What you are asked to do: Your copy of the material must match it exactly, except that pictures are dropped.

Entries supplied:

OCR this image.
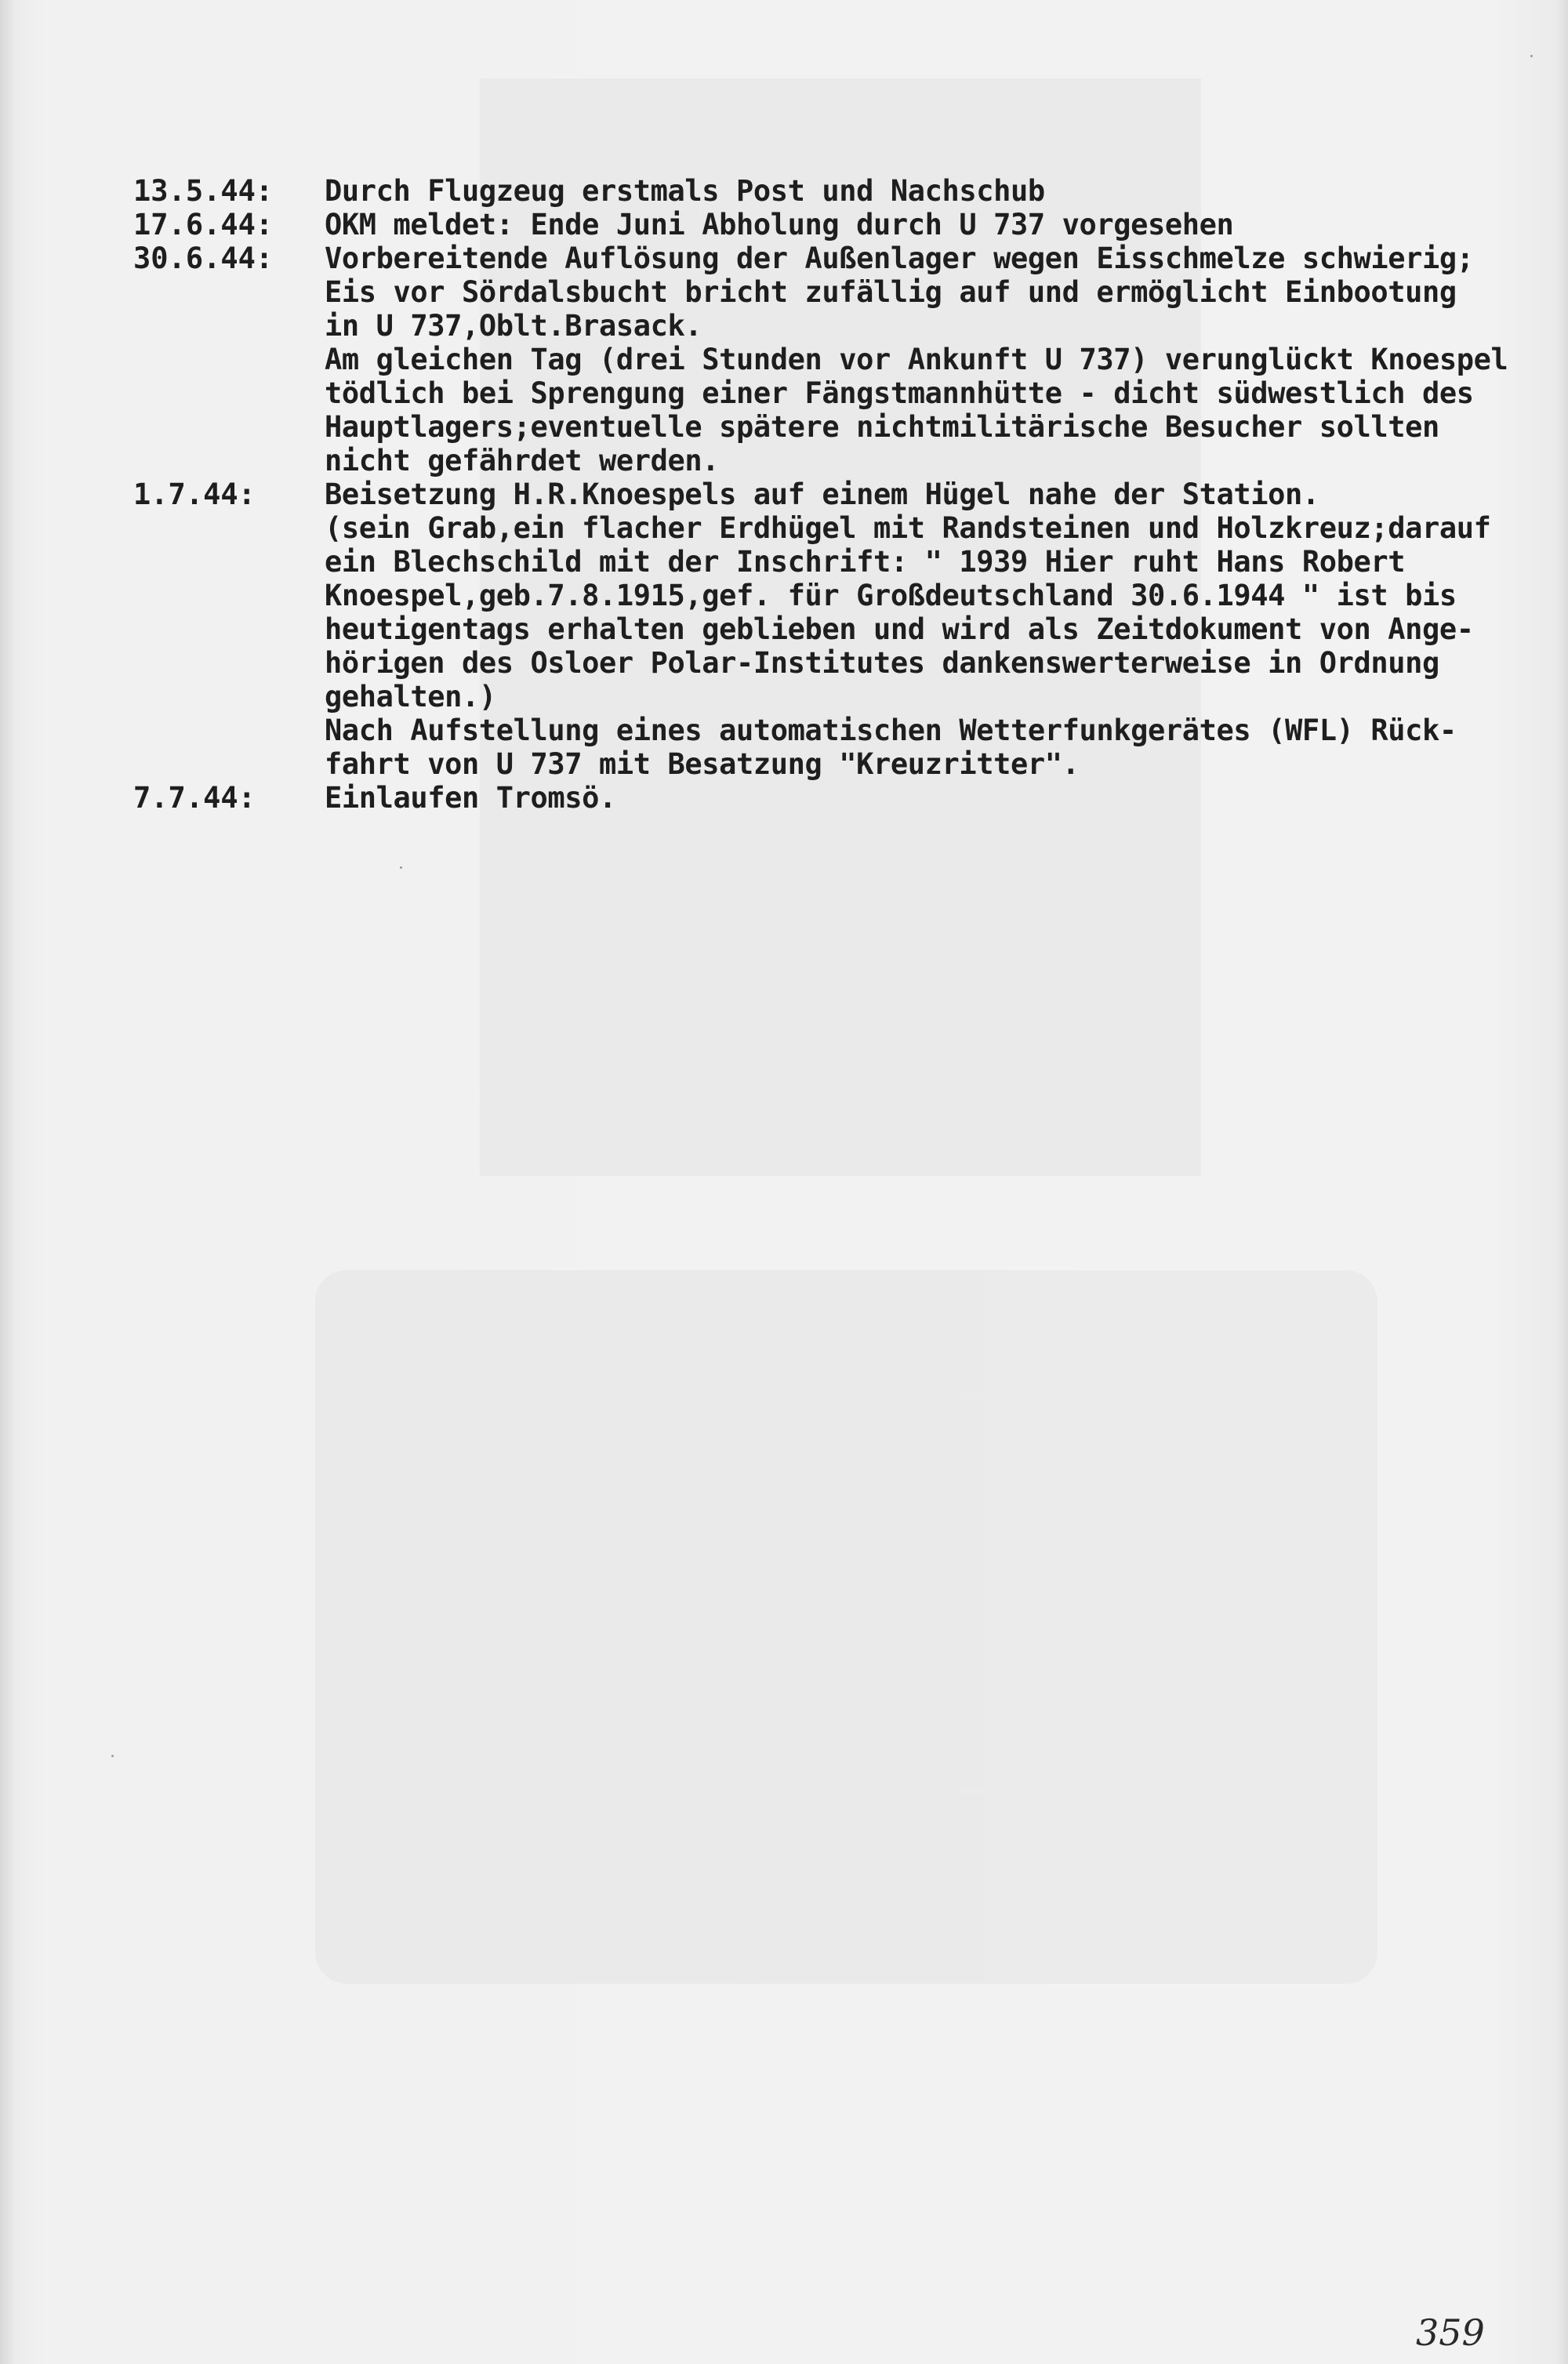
13.5.44:	Durch Flugzeug erstmals Post und Nachschub
17.6.44:	OKM meldet: Ende Juni Abholung durch U 737 vorgesehen
30.6.44:	Vorbereitende Auflösung der Außenlager wegen Eisschmelze schwierig;
Eis vor Sördalsbucht bricht zufällig auf und ermöglicht Einbootung
in U 737,Oblt.Brasack.
Am gleichen Tag (drei Stunden vor Ankunft U 737) verunglückt Knoespel
tödlich bei Sprengung einer Fängstmannhütte - dicht südwestlich des
Hauptlagers;eventuelle spätere nichtmilitärische Besucher sollten
nicht gefährdet werden.
1.7.44:	Beisetzung H.R.Knoespels auf einem Hügel nahe der Station.
(sein Grab,ein flacher Erdhügel mit Randsteinen und Holzkreuz;darauf
ein Blechschild mit der Inschrift: " 1939 Hier ruht Hans Robert
Knoespel,geb.7.8.1915,gef. für Großdeutschland 30.6.1944 " ist bis
heutigentags erhalten geblieben und wird als Zeitdokument von Ange-
hörigen des Osloer Polar-Institutes dankenswerterweise in Ordnung
gehalten.)
Nach Aufstellung eines automatischen Wetterfunkgerätes (WFL) Rück-
fahrt von U 737 mit Besatzung "Kreuzritter".
7.7.44:	Einlaufen Tromsö.
359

Answer to the exercise:
OCR this image.
13.5.44:	Durch Flugzeug erstmals Post und Nachschub
17.6.44:	OKM meldet: Ende Juni Abholung durch U 737 vorgesehen
30.6.44:	Vorbereitende Auflösung der Außenlager wegen Eisschmelze schwierig;
Eis vor Sördalsbucht bricht zufällig auf und ermöglicht Einbootung
in U 737,Oblt.Brasack.
Am gleichen Tag (drei Stunden vor Ankunft U 737) verunglückt Knoespel
tödlich bei Sprengung einer Fängstmannhütte - dicht südwestlich des
Hauptlagers;eventuelle spätere nichtmilitärische Besucher sollten
nicht gefährdet werden.
1.7.44:	Beisetzung H.R.Knoespels auf einem Hügel nahe der Station.
(sein Grab,ein flacher Erdhügel mit Randsteinen und Holzkreuz;darauf
ein Blechschild mit der Inschrift: " 1939 Hier ruht Hans Robert
Knoespel,geb.7.8.1915,gef. für Großdeutschland 30.6.1944 " ist bis
heutigentags erhalten geblieben und wird als Zeitdokument von Ange-
hörigen des Osloer Polar-Institutes dankenswerterweise in Ordnung
gehalten.)
Nach Aufstellung eines automatischen Wetterfunkgerätes (WFL) Rück-
fahrt von U 737 mit Besatzung "Kreuzritter".
7.7.44:	Einlaufen Tromsö.
359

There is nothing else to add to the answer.